## EXTRACTED ENTRIES
....................
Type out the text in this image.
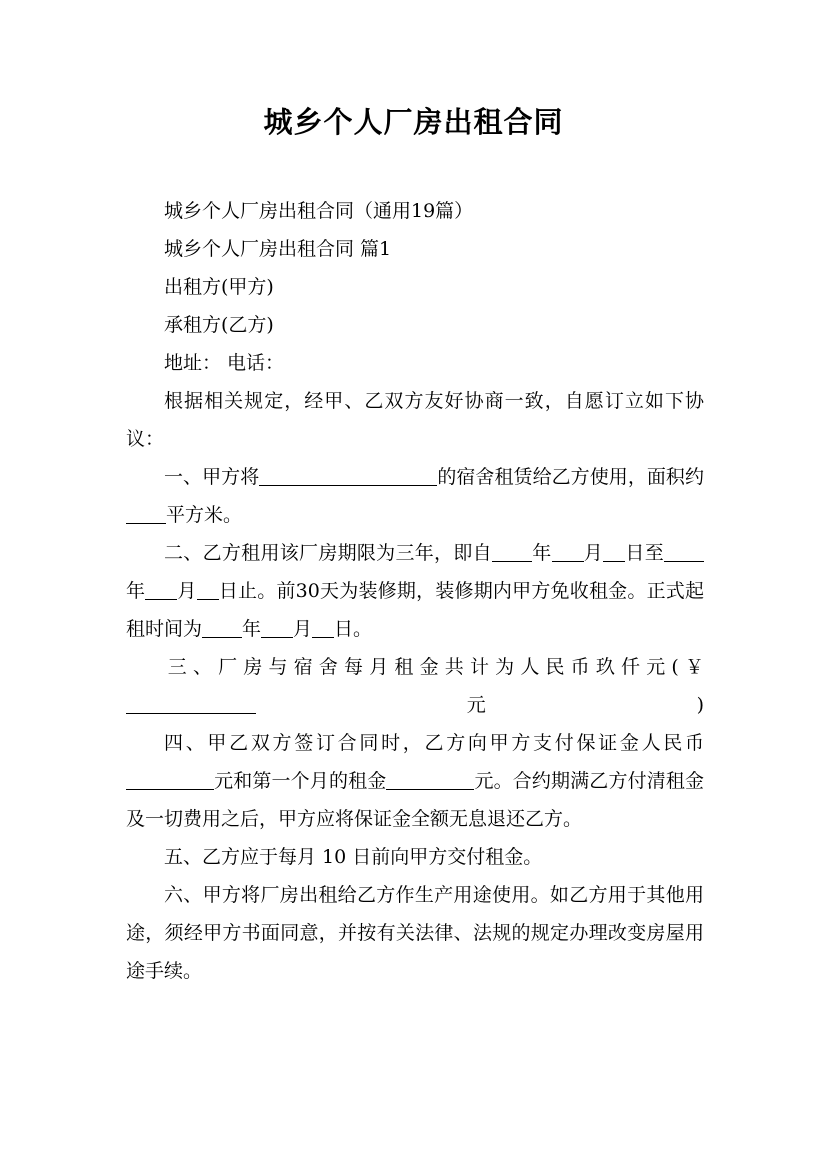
城乡个人厂房出租合同

城乡个人厂房出租合同（通用19篇）

城乡个人厂房出租合同 篇1

出租方(甲方)

承租方(乙方)

地址： 电话：

根据相关规定，经甲、乙双方友好协商一致，自愿订立如下协议：

一、甲方将	的宿舍租赁给乙方使用，面积约平方米。

二、乙方租用该厂房期限为三年，即自 年 月 日至年 月 日止。前30天为装修期，装修期内甲方免收租金。正式起租时间为 年 月 日。

三、厂房与宿舍每月租金共计为人民币玖仟元(￥元)

四、甲乙双方签订合同时，乙方向甲方支付保证金人民币元和第一个月的租金	元。合约期满乙方付清租金及一切费用之后，甲方应将保证金全额无息退还乙方。

五、乙方应于每月 10 日前向甲方交付租金。

六、甲方将厂房出租给乙方作生产用途使用。如乙方用于其他用途，须经甲方书面同意，并按有关法律、法规的规定办理改变房屋用途手续。
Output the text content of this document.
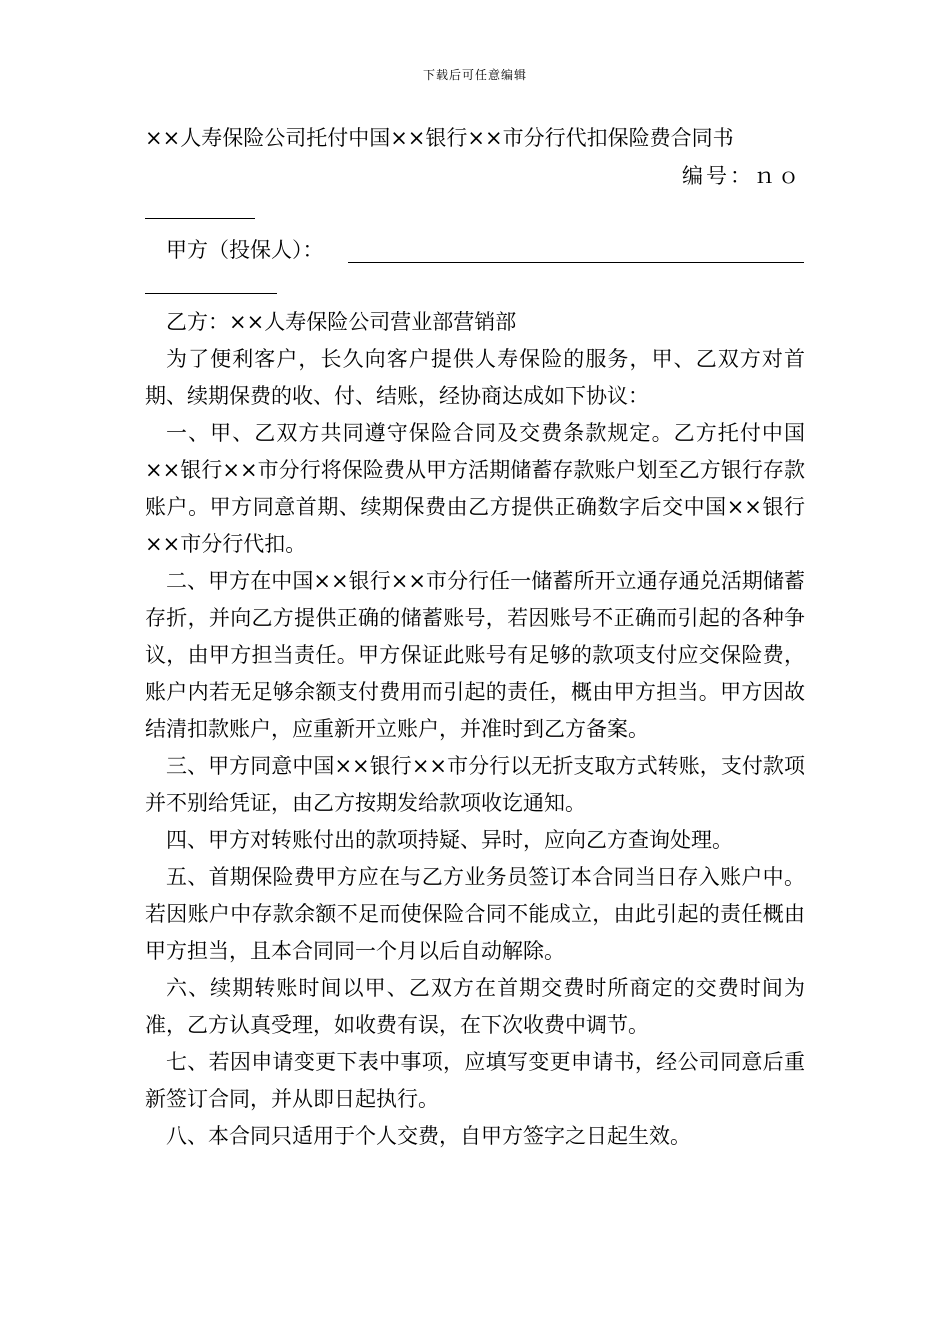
下载后可任意编辑
××人寿保险公司托付中国××银行××市分行代扣保险费合同书
编号：ｎｏ
甲方（投保人）：

乙方：××人寿保险公司营业部营销部

为了便利客户，长久向客户提供人寿保险的服务，甲、乙双方对首期、续期保费的收、付、结账，经协商达成如下协议：

一、甲、乙双方共同遵守保险合同及交费条款规定。乙方托付中国××银行××市分行将保险费从甲方活期储蓄存款账户划至乙方银行存款账户。甲方同意首期、续期保费由乙方提供正确数字后交中国××银行××市分行代扣。

二、甲方在中国××银行××市分行任一储蓄所开立通存通兑活期储蓄存折，并向乙方提供正确的储蓄账号，若因账号不正确而引起的各种争议，由甲方担当责任。甲方保证此账号有足够的款项支付应交保险费，账户内若无足够余额支付费用而引起的责任，概由甲方担当。甲方因故结清扣款账户，应重新开立账户，并准时到乙方备案。

三、甲方同意中国××银行××市分行以无折支取方式转账，支付款项并不别给凭证，由乙方按期发给款项收讫通知。

四、甲方对转账付出的款项持疑、异时，应向乙方查询处理。

五、首期保险费甲方应在与乙方业务员签订本合同当日存入账户中。若因账户中存款余额不足而使保险合同不能成立，由此引起的责任概由甲方担当，且本合同同一个月以后自动解除。

六、续期转账时间以甲、乙双方在首期交费时所商定的交费时间为准，乙方认真受理，如收费有误，在下次收费中调节。

七、若因申请变更下表中事项，应填写变更申请书，经公司同意后重新签订合同，并从即日起执行。

八、本合同只适用于个人交费，自甲方签字之日起生效。
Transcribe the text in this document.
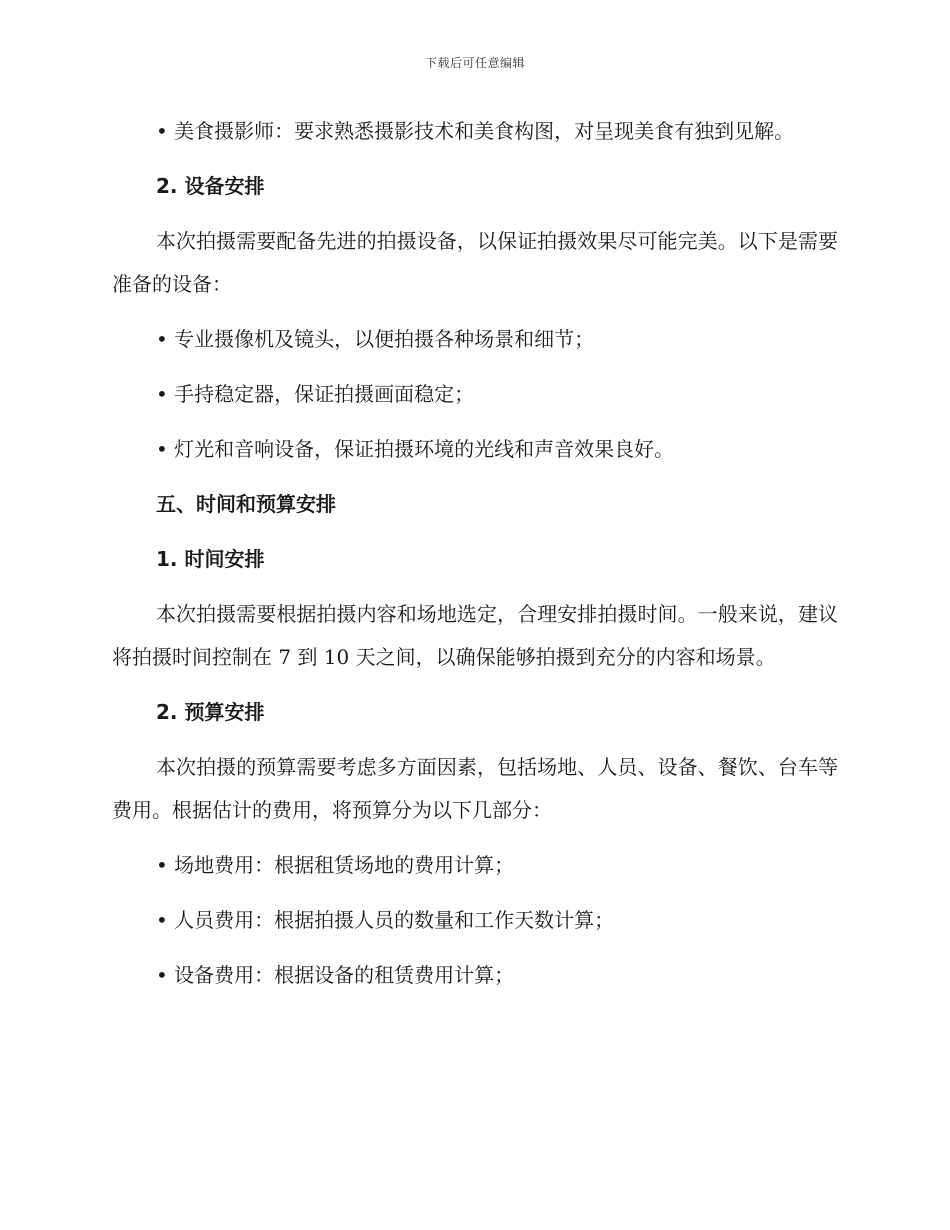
下载后可任意编辑

• 美食摄影师：要求熟悉摄影技术和美食构图，对呈现美食有独到见解。

2. 设备安排

本次拍摄需要配备先进的拍摄设备，以保证拍摄效果尽可能完美。以下是需要准备的设备：

• 专业摄像机及镜头，以便拍摄各种场景和细节；

• 手持稳定器，保证拍摄画面稳定；

• 灯光和音响设备，保证拍摄环境的光线和声音效果良好。

五、时间和预算安排

1. 时间安排

本次拍摄需要根据拍摄内容和场地选定，合理安排拍摄时间。一般来说，建议将拍摄时间控制在 7 到 10 天之间，以确保能够拍摄到充分的内容和场景。

2. 预算安排

本次拍摄的预算需要考虑多方面因素，包括场地、人员、设备、餐饮、台车等费用。根据估计的费用，将预算分为以下几部分：

• 场地费用：根据租赁场地的费用计算；

• 人员费用：根据拍摄人员的数量和工作天数计算；

• 设备费用：根据设备的租赁费用计算；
....................
## EXERCISE AIM
Note each line of the entries that has "text" in it, and copy those lines.

## ANSWER TO THE TASK
Type out the text in this image.
Output the text content of this document.
Transcribe the text in this document.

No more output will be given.